-- start of Excerpted data --

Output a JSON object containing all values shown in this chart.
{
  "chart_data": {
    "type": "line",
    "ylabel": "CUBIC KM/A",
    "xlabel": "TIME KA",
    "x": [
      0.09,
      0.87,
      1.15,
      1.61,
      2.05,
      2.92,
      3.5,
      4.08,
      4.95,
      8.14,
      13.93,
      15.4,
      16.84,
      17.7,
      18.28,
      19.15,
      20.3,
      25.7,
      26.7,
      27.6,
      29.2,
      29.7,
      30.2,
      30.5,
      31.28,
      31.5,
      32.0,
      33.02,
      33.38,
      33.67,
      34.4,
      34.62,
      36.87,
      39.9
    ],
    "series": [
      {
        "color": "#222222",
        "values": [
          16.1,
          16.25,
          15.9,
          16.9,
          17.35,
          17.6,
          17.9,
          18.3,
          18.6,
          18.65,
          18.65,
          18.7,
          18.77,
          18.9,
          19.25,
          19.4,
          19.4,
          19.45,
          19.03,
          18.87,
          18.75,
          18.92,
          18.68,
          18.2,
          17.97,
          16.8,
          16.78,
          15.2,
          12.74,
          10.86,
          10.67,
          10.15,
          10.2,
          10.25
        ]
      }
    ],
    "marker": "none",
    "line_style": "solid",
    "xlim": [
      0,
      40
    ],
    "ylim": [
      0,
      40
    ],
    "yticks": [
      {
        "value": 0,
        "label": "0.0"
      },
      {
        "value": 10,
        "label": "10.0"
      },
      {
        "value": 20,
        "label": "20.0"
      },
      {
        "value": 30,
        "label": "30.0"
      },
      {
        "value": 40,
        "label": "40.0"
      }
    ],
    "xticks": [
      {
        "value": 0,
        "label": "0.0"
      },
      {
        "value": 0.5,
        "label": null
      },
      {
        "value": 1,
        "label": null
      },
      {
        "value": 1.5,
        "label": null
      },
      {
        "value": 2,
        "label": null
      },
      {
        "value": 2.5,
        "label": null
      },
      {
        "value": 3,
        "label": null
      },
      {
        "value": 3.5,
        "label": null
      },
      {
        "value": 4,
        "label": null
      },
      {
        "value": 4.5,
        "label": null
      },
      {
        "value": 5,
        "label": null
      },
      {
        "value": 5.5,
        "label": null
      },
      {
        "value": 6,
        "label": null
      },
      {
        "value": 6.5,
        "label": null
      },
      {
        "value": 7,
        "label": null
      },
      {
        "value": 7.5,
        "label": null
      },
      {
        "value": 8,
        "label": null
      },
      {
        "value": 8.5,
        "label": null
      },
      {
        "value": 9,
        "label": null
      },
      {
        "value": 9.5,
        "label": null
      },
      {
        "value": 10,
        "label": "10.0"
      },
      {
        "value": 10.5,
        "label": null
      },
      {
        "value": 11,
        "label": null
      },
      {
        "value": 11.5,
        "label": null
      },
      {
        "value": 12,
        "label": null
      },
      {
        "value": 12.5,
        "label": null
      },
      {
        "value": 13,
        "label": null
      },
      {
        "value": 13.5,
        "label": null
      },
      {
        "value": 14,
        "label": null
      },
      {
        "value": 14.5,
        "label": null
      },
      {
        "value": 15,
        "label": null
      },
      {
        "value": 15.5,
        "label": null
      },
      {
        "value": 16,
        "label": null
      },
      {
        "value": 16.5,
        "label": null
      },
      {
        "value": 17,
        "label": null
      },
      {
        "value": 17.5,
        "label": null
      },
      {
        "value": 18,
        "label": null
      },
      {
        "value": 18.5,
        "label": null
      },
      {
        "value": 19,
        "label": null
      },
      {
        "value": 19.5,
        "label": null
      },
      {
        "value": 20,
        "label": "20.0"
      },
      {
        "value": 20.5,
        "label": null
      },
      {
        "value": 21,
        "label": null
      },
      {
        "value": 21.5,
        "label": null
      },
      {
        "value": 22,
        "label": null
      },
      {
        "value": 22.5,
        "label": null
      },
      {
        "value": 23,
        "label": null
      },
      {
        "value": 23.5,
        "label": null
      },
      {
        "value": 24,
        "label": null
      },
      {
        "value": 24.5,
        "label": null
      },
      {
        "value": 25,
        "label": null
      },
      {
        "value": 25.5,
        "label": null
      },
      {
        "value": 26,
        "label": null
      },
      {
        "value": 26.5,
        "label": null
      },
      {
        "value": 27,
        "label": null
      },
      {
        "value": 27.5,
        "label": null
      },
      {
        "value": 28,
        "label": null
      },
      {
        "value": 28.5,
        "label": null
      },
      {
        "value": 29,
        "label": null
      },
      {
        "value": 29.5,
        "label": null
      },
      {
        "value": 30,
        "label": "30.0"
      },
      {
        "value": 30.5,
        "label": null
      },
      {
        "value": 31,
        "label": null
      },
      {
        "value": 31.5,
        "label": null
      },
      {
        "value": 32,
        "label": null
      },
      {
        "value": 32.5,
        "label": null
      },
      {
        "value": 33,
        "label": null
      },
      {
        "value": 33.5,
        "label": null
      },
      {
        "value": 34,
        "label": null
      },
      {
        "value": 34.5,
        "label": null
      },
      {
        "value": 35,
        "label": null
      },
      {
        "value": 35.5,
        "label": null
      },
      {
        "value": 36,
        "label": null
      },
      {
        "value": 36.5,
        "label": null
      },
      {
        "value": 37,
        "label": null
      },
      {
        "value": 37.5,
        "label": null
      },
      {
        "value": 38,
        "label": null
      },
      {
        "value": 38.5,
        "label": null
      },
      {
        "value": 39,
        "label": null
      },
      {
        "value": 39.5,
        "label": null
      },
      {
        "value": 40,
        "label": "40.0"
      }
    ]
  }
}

-- end of Excerpted data --

**Problem to work on:** Set down all of the records shown above once more, exactly.

**Written response:**
Output a JSON object containing all values shown in this chart.
{
  "chart_data": {
    "type": "line",
    "ylabel": "CUBIC KM/A",
    "xlabel": "TIME KA",
    "x": [
      0.09,
      0.87,
      1.15,
      1.61,
      2.05,
      2.92,
      3.5,
      4.08,
      4.95,
      8.14,
      13.93,
      15.4,
      16.84,
      17.7,
      18.28,
      19.15,
      20.3,
      25.7,
      26.7,
      27.6,
      29.2,
      29.7,
      30.2,
      30.5,
      31.28,
      31.5,
      32.0,
      33.02,
      33.38,
      33.67,
      34.4,
      34.62,
      36.87,
      39.9
    ],
    "series": [
      {
        "color": "#222222",
        "values": [
          16.1,
          16.25,
          15.9,
          16.9,
          17.35,
          17.6,
          17.9,
          18.3,
          18.6,
          18.65,
          18.65,
          18.7,
          18.77,
          18.9,
          19.25,
          19.4,
          19.4,
          19.45,
          19.03,
          18.87,
          18.75,
          18.92,
          18.68,
          18.2,
          17.97,
          16.8,
          16.78,
          15.2,
          12.74,
          10.86,
          10.67,
          10.15,
          10.2,
          10.25
        ]
      }
    ],
    "marker": "none",
    "line_style": "solid",
    "xlim": [
      0,
      40
    ],
    "ylim": [
      0,
      40
    ],
    "yticks": [
      {
        "value": 0,
        "label": "0.0"
      },
      {
        "value": 10,
        "label": "10.0"
      },
      {
        "value": 20,
        "label": "20.0"
      },
      {
        "value": 30,
        "label": "30.0"
      },
      {
        "value": 40,
        "label": "40.0"
      }
    ],
    "xticks": [
      {
        "value": 0,
        "label": "0.0"
      },
      {
        "value": 0.5,
        "label": null
      },
      {
        "value": 1,
        "label": null
      },
      {
        "value": 1.5,
        "label": null
      },
      {
        "value": 2,
        "label": null
      },
      {
        "value": 2.5,
        "label": null
      },
      {
        "value": 3,
        "label": null
      },
      {
        "value": 3.5,
        "label": null
      },
      {
        "value": 4,
        "label": null
      },
      {
        "value": 4.5,
        "label": null
      },
      {
        "value": 5,
        "label": null
      },
      {
        "value": 5.5,
        "label": null
      },
      {
        "value": 6,
        "label": null
      },
      {
        "value": 6.5,
        "label": null
      },
      {
        "value": 7,
        "label": null
      },
      {
        "value": 7.5,
        "label": null
      },
      {
        "value": 8,
        "label": null
      },
      {
        "value": 8.5,
        "label": null
      },
      {
        "value": 9,
        "label": null
      },
      {
        "value": 9.5,
        "label": null
      },
      {
        "value": 10,
        "label": "10.0"
      },
      {
        "value": 10.5,
        "label": null
      },
      {
        "value": 11,
        "label": null
      },
      {
        "value": 11.5,
        "label": null
      },
      {
        "value": 12,
        "label": null
      },
      {
        "value": 12.5,
        "label": null
      },
      {
        "value": 13,
        "label": null
      },
      {
        "value": 13.5,
        "label": null
      },
      {
        "value": 14,
        "label": null
      },
      {
        "value": 14.5,
        "label": null
      },
      {
        "value": 15,
        "label": null
      },
      {
        "value": 15.5,
        "label": null
      },
      {
        "value": 16,
        "label": null
      },
      {
        "value": 16.5,
        "label": null
      },
      {
        "value": 17,
        "label": null
      },
      {
        "value": 17.5,
        "label": null
      },
      {
        "value": 18,
        "label": null
      },
      {
        "value": 18.5,
        "label": null
      },
      {
        "value": 19,
        "label": null
      },
      {
        "value": 19.5,
        "label": null
      },
      {
        "value": 20,
        "label": "20.0"
      },
      {
        "value": 20.5,
        "label": null
      },
      {
        "value": 21,
        "label": null
      },
      {
        "value": 21.5,
        "label": null
      },
      {
        "value": 22,
        "label": null
      },
      {
        "value": 22.5,
        "label": null
      },
      {
        "value": 23,
        "label": null
      },
      {
        "value": 23.5,
        "label": null
      },
      {
        "value": 24,
        "label": null
      },
      {
        "value": 24.5,
        "label": null
      },
      {
        "value": 25,
        "label": null
      },
      {
        "value": 25.5,
        "label": null
      },
      {
        "value": 26,
        "label": null
      },
      {
        "value": 26.5,
        "label": null
      },
      {
        "value": 27,
        "label": null
      },
      {
        "value": 27.5,
        "label": null
      },
      {
        "value": 28,
        "label": null
      },
      {
        "value": 28.5,
        "label": null
      },
      {
        "value": 29,
        "label": null
      },
      {
        "value": 29.5,
        "label": null
      },
      {
        "value": 30,
        "label": "30.0"
      },
      {
        "value": 30.5,
        "label": null
      },
      {
        "value": 31,
        "label": null
      },
      {
        "value": 31.5,
        "label": null
      },
      {
        "value": 32,
        "label": null
      },
      {
        "value": 32.5,
        "label": null
      },
      {
        "value": 33,
        "label": null
      },
      {
        "value": 33.5,
        "label": null
      },
      {
        "value": 34,
        "label": null
      },
      {
        "value": 34.5,
        "label": null
      },
      {
        "value": 35,
        "label": null
      },
      {
        "value": 35.5,
        "label": null
      },
      {
        "value": 36,
        "label": null
      },
      {
        "value": 36.5,
        "label": null
      },
      {
        "value": 37,
        "label": null
      },
      {
        "value": 37.5,
        "label": null
      },
      {
        "value": 38,
        "label": null
      },
      {
        "value": 38.5,
        "label": null
      },
      {
        "value": 39,
        "label": null
      },
      {
        "value": 39.5,
        "label": null
      },
      {
        "value": 40,
        "label": "40.0"
      }
    ]
  }
}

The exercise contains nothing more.